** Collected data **
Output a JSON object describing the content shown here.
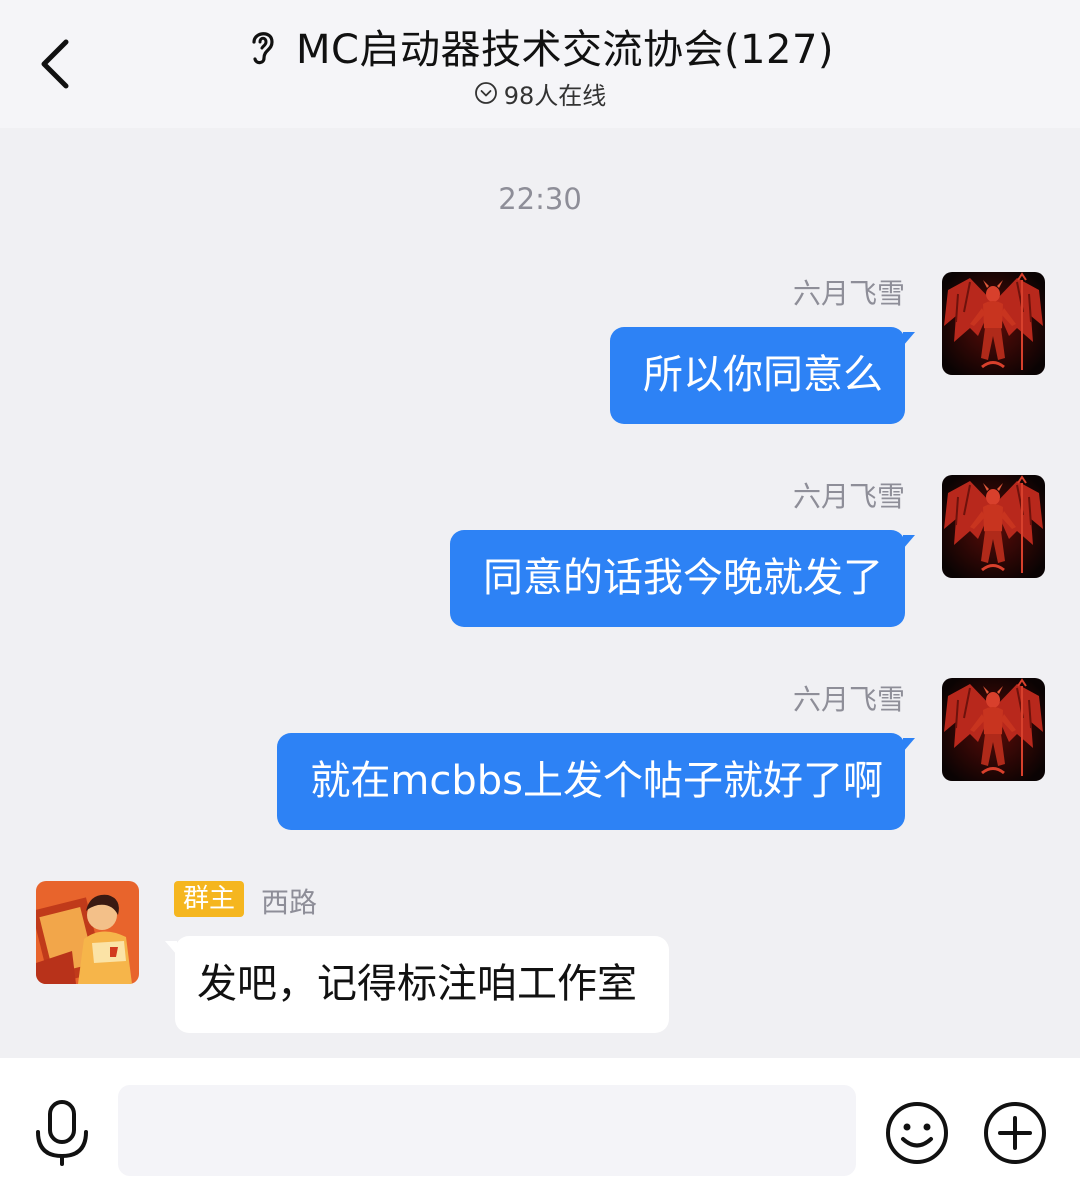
{
  "header": {
    "title": "MC启动器技术交流协会(127)",
    "online_status": "98人在线",
    "back_icon": "chevron-left-icon",
    "ear_icon": "ear-icon"
  },
  "timestamp": "22:30",
  "messages": [
    {
      "sender": "六月飞雪",
      "text": "所以你同意么",
      "direction": "outgoing"
    },
    {
      "sender": "六月飞雪",
      "text": "同意的话我今晚就发了",
      "direction": "outgoing"
    },
    {
      "sender": "六月飞雪",
      "text": "就在mcbbs上发个帖子就好了啊",
      "direction": "outgoing"
    },
    {
      "sender": "西路",
      "badge": "群主",
      "text": "发吧，记得标注咱工作室",
      "direction": "incoming"
    }
  ],
  "input_bar": {
    "text_value": "",
    "mic_icon": "microphone-icon",
    "emoji_icon": "smiley-icon",
    "plus_icon": "plus-circle-icon"
  },
  "colors": {
    "outgoing_bubble": "#2d82f5",
    "incoming_bubble": "#ffffff",
    "badge_owner": "#f5b61f",
    "chat_background": "#f0f0f3"
  }
}
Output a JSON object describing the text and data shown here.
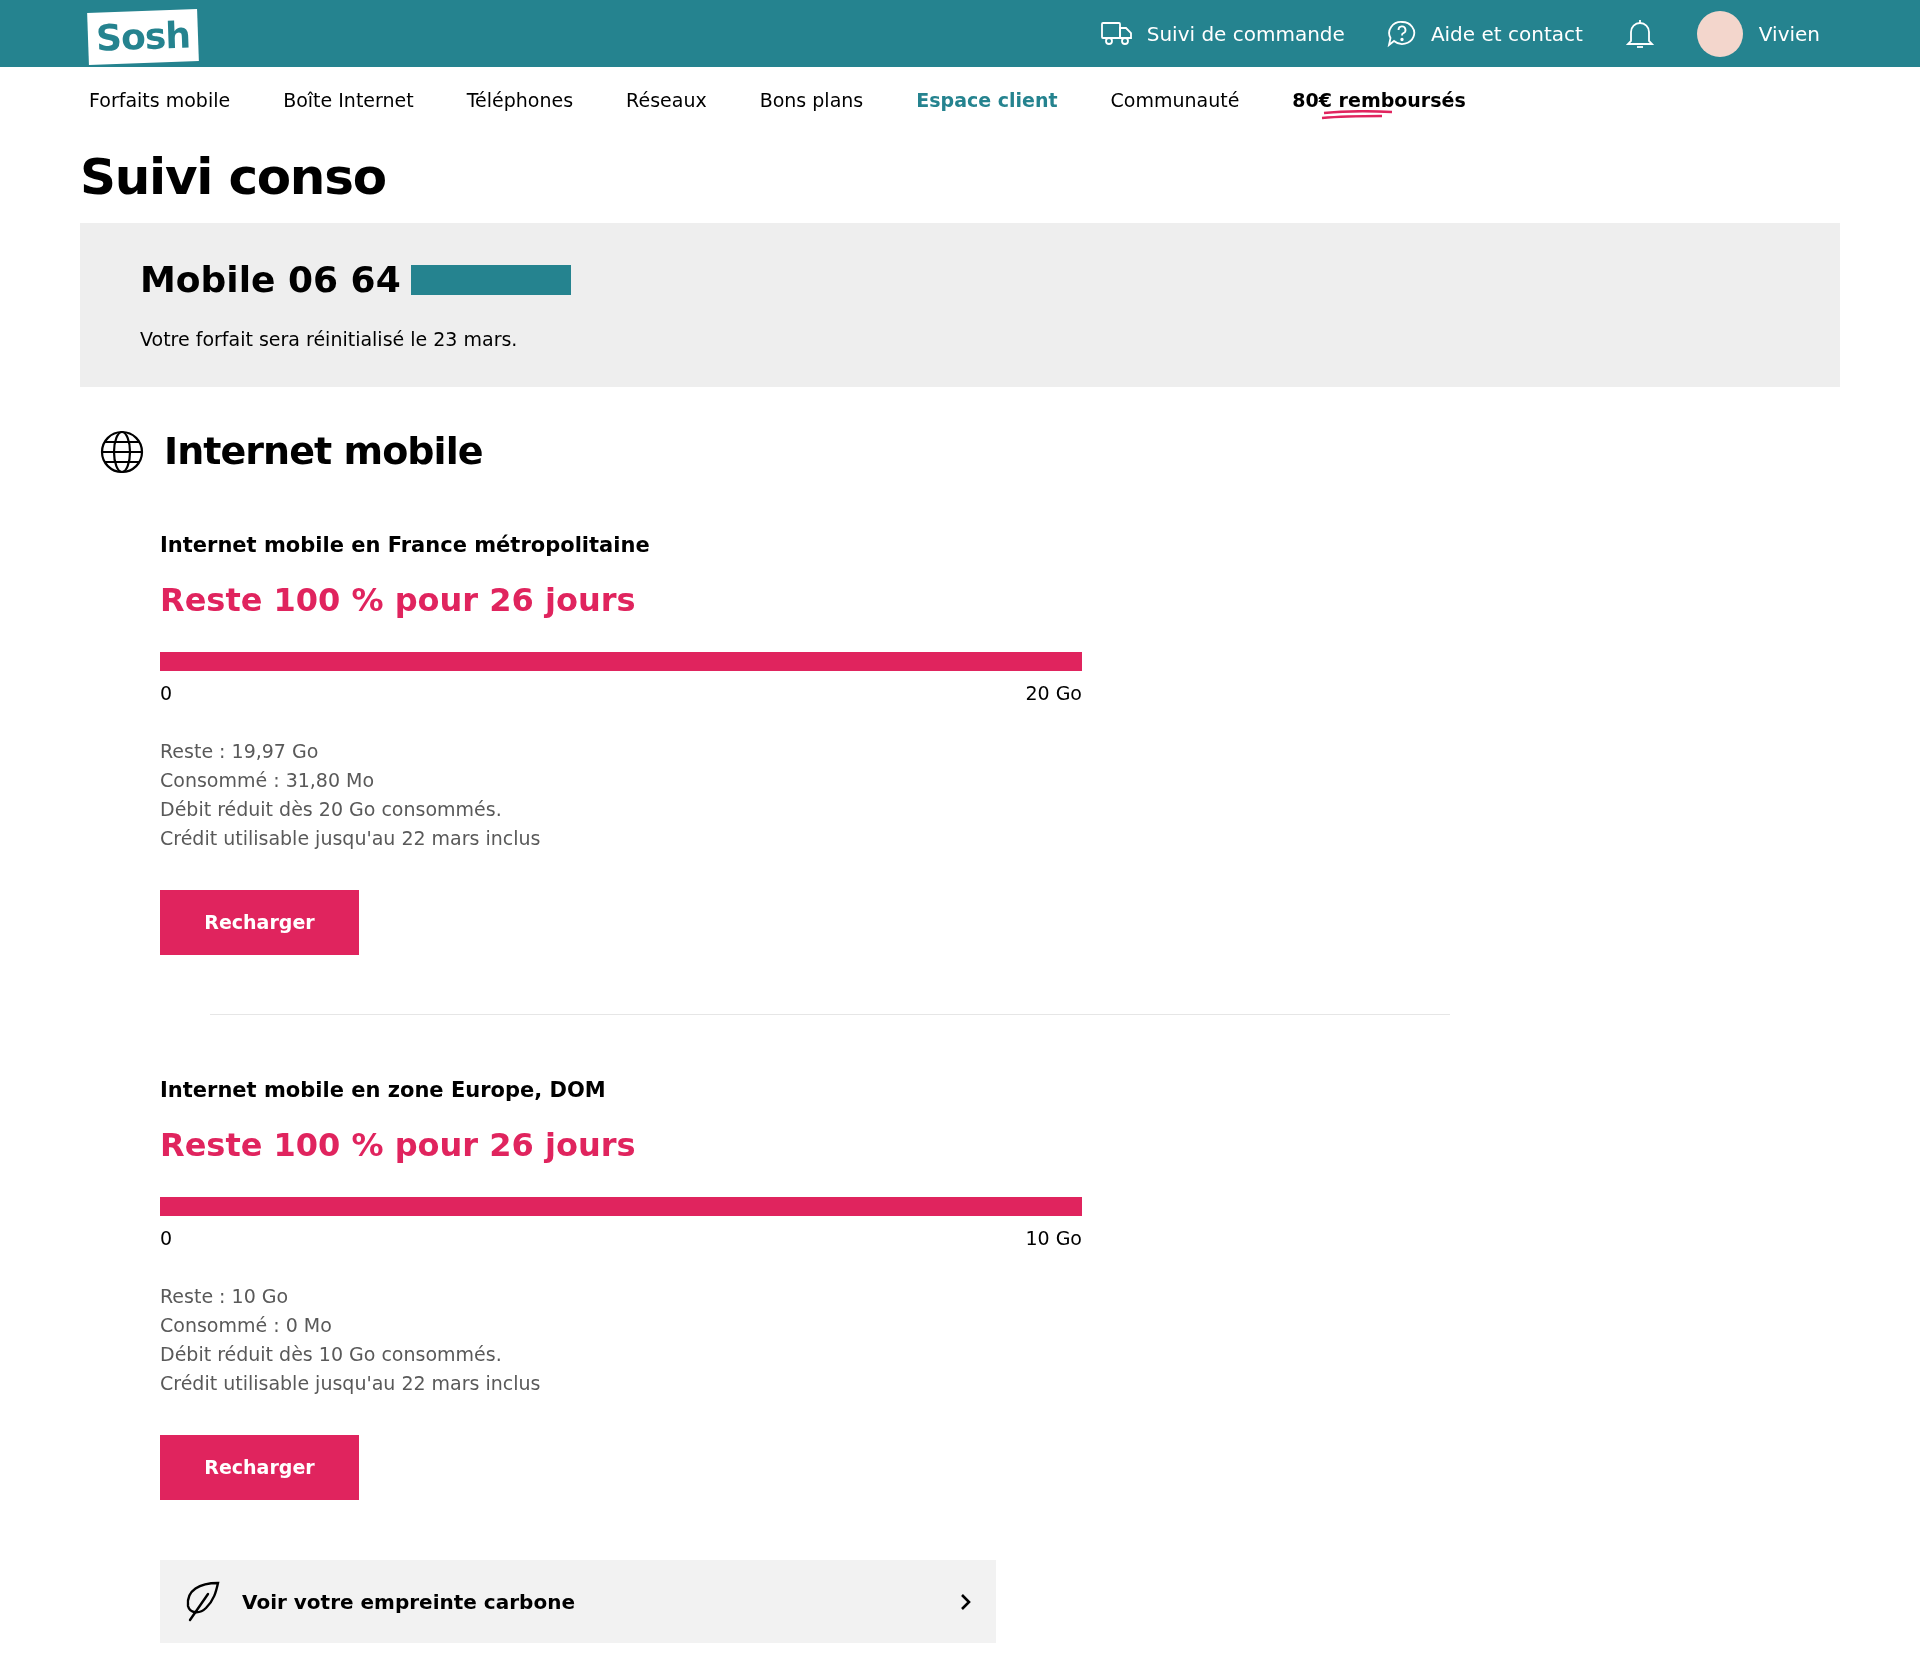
{
  "header": {
    "logo": "Sosh",
    "links": [
      {
        "label": "Suivi de commande",
        "kind": "truck"
      },
      {
        "label": "Aide et contact",
        "kind": "help"
      }
    ],
    "user": "Vivien"
  },
  "nav": [
    {
      "label": "Forfaits mobile",
      "selected": false,
      "kind": "plain"
    },
    {
      "label": "Boîte Internet",
      "selected": false,
      "kind": "plain"
    },
    {
      "label": "Téléphones",
      "selected": false,
      "kind": "plain"
    },
    {
      "label": "Réseaux",
      "selected": false,
      "kind": "plain"
    },
    {
      "label": "Bons plans",
      "selected": false,
      "kind": "plain"
    },
    {
      "label": "Espace client",
      "selected": true,
      "kind": "plain"
    },
    {
      "label": "Communauté",
      "selected": false,
      "kind": "plain"
    },
    {
      "label": "80€ remboursés",
      "selected": false,
      "kind": "promo"
    }
  ],
  "page_title": "Suivi conso",
  "line": {
    "title": "Mobile 06 64",
    "note": "Votre forfait sera réinitialisé le 23 mars."
  },
  "section": {
    "title": "Internet mobile",
    "items": [
      {
        "title": "Internet mobile en France métropolitaine",
        "headline": "Reste 100 % pour 26 jours",
        "level": 1,
        "min": "0",
        "max": "20 Go",
        "details": [
          "Reste : 19,97 Go",
          "Consommé : 31,80 Mo",
          "Débit réduit dès 20 Go consommés.",
          "Crédit utilisable jusqu'au 22 mars inclus"
        ],
        "button": "Recharger"
      },
      {
        "title": "Internet mobile en zone Europe, DOM",
        "headline": "Reste 100 % pour 26 jours",
        "level": 1,
        "min": "0",
        "max": "10 Go",
        "details": [
          "Reste : 10 Go",
          "Consommé : 0 Mo",
          "Débit réduit dès 10 Go consommés.",
          "Crédit utilisable jusqu'au 22 mars inclus"
        ],
        "button": "Recharger"
      }
    ]
  },
  "carbon_link": "Voir votre empreinte carbone"
}
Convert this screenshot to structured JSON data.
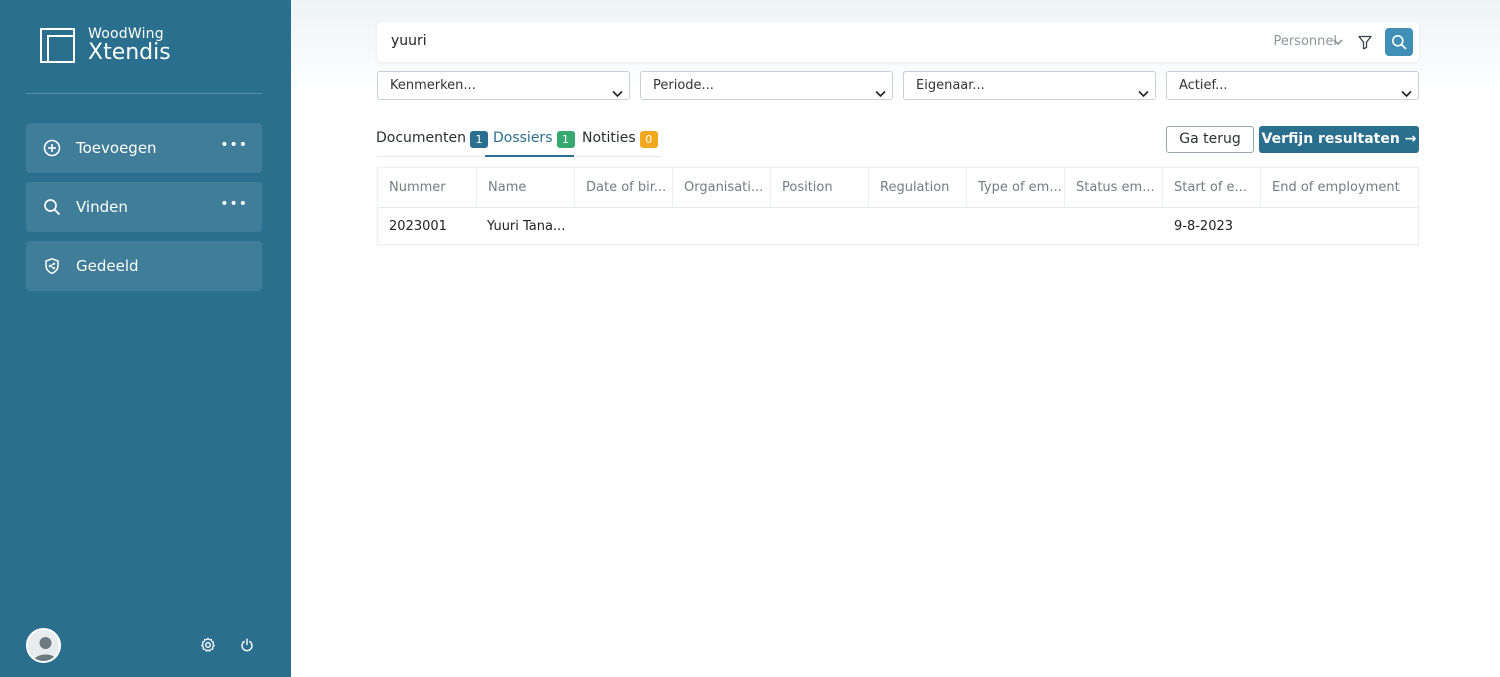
{
  "brand": {
    "line1": "WoodWing",
    "line2": "Xtendis"
  },
  "sidebar": {
    "items": [
      {
        "label": "Toevoegen",
        "icon": "plus-circle-icon",
        "more": "•••"
      },
      {
        "label": "Vinden",
        "icon": "search-icon",
        "more": "•••"
      },
      {
        "label": "Gedeeld",
        "icon": "shield-share-icon"
      }
    ],
    "footer_icons": [
      "avatar",
      "gear-icon",
      "power-icon"
    ]
  },
  "search": {
    "value": "yuuri",
    "scope": "Personnel"
  },
  "filters": [
    {
      "label": "Kenmerken..."
    },
    {
      "label": "Periode..."
    },
    {
      "label": "Eigenaar..."
    },
    {
      "label": "Actief..."
    }
  ],
  "tabs": [
    {
      "label": "Documenten",
      "count": "1",
      "badge_color": "#2b6f8e"
    },
    {
      "label": "Dossiers",
      "count": "1",
      "badge_color": "#37a86f",
      "active": true
    },
    {
      "label": "Notities",
      "count": "0",
      "badge_color": "#f2a81d"
    }
  ],
  "actions": {
    "back": "Ga terug",
    "refine": "Verfijn resultaten →"
  },
  "table": {
    "columns": [
      "Nummer",
      "Name",
      "Date of bir...",
      "Organisati...",
      "Position",
      "Regulation",
      "Type of em...",
      "Status em...",
      "Start of e...",
      "End of employment"
    ],
    "rows": [
      [
        "2023001",
        "Yuuri Tana...",
        "",
        "",
        "",
        "",
        "",
        "",
        "9-8-2023",
        ""
      ]
    ]
  },
  "colors": {
    "sidebar": "#2b6f8e",
    "accent": "#3f8fb6"
  }
}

** EXERCISE BRIEF **
Copy out all the data without changing anything, and drop the pictures.

** FINAL RESULT **
Output a JSON object describing the content shown here.
{
  "header": {
    "title": "MC启动器技术交流协会(127)",
    "online_status": "98人在线",
    "back_icon": "chevron-left-icon",
    "ear_icon": "ear-icon"
  },
  "timestamp": "22:30",
  "messages": [
    {
      "sender": "六月飞雪",
      "text": "所以你同意么",
      "direction": "outgoing"
    },
    {
      "sender": "六月飞雪",
      "text": "同意的话我今晚就发了",
      "direction": "outgoing"
    },
    {
      "sender": "六月飞雪",
      "text": "就在mcbbs上发个帖子就好了啊",
      "direction": "outgoing"
    },
    {
      "sender": "西路",
      "badge": "群主",
      "text": "发吧，记得标注咱工作室",
      "direction": "incoming"
    }
  ],
  "input_bar": {
    "text_value": "",
    "mic_icon": "microphone-icon",
    "emoji_icon": "smiley-icon",
    "plus_icon": "plus-circle-icon"
  },
  "colors": {
    "outgoing_bubble": "#2d82f5",
    "incoming_bubble": "#ffffff",
    "badge_owner": "#f5b61f",
    "chat_background": "#f0f0f3"
  }
}
Output a JSON object describing the text and data shown here.
{
  "header": {
    "logo": "Sosh",
    "links": [
      {
        "label": "Suivi de commande",
        "kind": "truck"
      },
      {
        "label": "Aide et contact",
        "kind": "help"
      }
    ],
    "user": "Vivien"
  },
  "nav": [
    {
      "label": "Forfaits mobile",
      "selected": false,
      "kind": "plain"
    },
    {
      "label": "Boîte Internet",
      "selected": false,
      "kind": "plain"
    },
    {
      "label": "Téléphones",
      "selected": false,
      "kind": "plain"
    },
    {
      "label": "Réseaux",
      "selected": false,
      "kind": "plain"
    },
    {
      "label": "Bons plans",
      "selected": false,
      "kind": "plain"
    },
    {
      "label": "Espace client",
      "selected": true,
      "kind": "plain"
    },
    {
      "label": "Communauté",
      "selected": false,
      "kind": "plain"
    },
    {
      "label": "80€ remboursés",
      "selected": false,
      "kind": "promo"
    }
  ],
  "page_title": "Suivi conso",
  "line": {
    "title": "Mobile 06 64",
    "note": "Votre forfait sera réinitialisé le 23 mars."
  },
  "section": {
    "title": "Internet mobile",
    "items": [
      {
        "title": "Internet mobile en France métropolitaine",
        "headline": "Reste 100 % pour 26 jours",
        "level": 1,
        "min": "0",
        "max": "20 Go",
        "details": [
          "Reste : 19,97 Go",
          "Consommé : 31,80 Mo",
          "Débit réduit dès 20 Go consommés.",
          "Crédit utilisable jusqu'au 22 mars inclus"
        ],
        "button": "Recharger"
      },
      {
        "title": "Internet mobile en zone Europe, DOM",
        "headline": "Reste 100 % pour 26 jours",
        "level": 1,
        "min": "0",
        "max": "10 Go",
        "details": [
          "Reste : 10 Go",
          "Consommé : 0 Mo",
          "Débit réduit dès 10 Go consommés.",
          "Crédit utilisable jusqu'au 22 mars inclus"
        ],
        "button": "Recharger"
      }
    ]
  },
  "carbon_link": "Voir votre empreinte carbone"
}
Convert this screenshot to structured JSON data.
{
  "brand": {
    "line1": "WoodWing",
    "line2": "Xtendis"
  },
  "sidebar": {
    "items": [
      {
        "label": "Toevoegen",
        "icon": "plus-circle-icon",
        "more": "•••"
      },
      {
        "label": "Vinden",
        "icon": "search-icon",
        "more": "•••"
      },
      {
        "label": "Gedeeld",
        "icon": "shield-share-icon"
      }
    ],
    "footer_icons": [
      "avatar",
      "gear-icon",
      "power-icon"
    ]
  },
  "search": {
    "value": "yuuri",
    "scope": "Personnel"
  },
  "filters": [
    {
      "label": "Kenmerken..."
    },
    {
      "label": "Periode..."
    },
    {
      "label": "Eigenaar..."
    },
    {
      "label": "Actief..."
    }
  ],
  "tabs": [
    {
      "label": "Documenten",
      "count": "1",
      "badge_color": "#2b6f8e"
    },
    {
      "label": "Dossiers",
      "count": "1",
      "badge_color": "#37a86f",
      "active": true
    },
    {
      "label": "Notities",
      "count": "0",
      "badge_color": "#f2a81d"
    }
  ],
  "actions": {
    "back": "Ga terug",
    "refine": "Verfijn resultaten →"
  },
  "table": {
    "columns": [
      "Nummer",
      "Name",
      "Date of bir...",
      "Organisati...",
      "Position",
      "Regulation",
      "Type of em...",
      "Status em...",
      "Start of e...",
      "End of employment"
    ],
    "rows": [
      [
        "2023001",
        "Yuuri Tana...",
        "",
        "",
        "",
        "",
        "",
        "",
        "9-8-2023",
        ""
      ]
    ]
  },
  "colors": {
    "sidebar": "#2b6f8e",
    "accent": "#3f8fb6"
  }
}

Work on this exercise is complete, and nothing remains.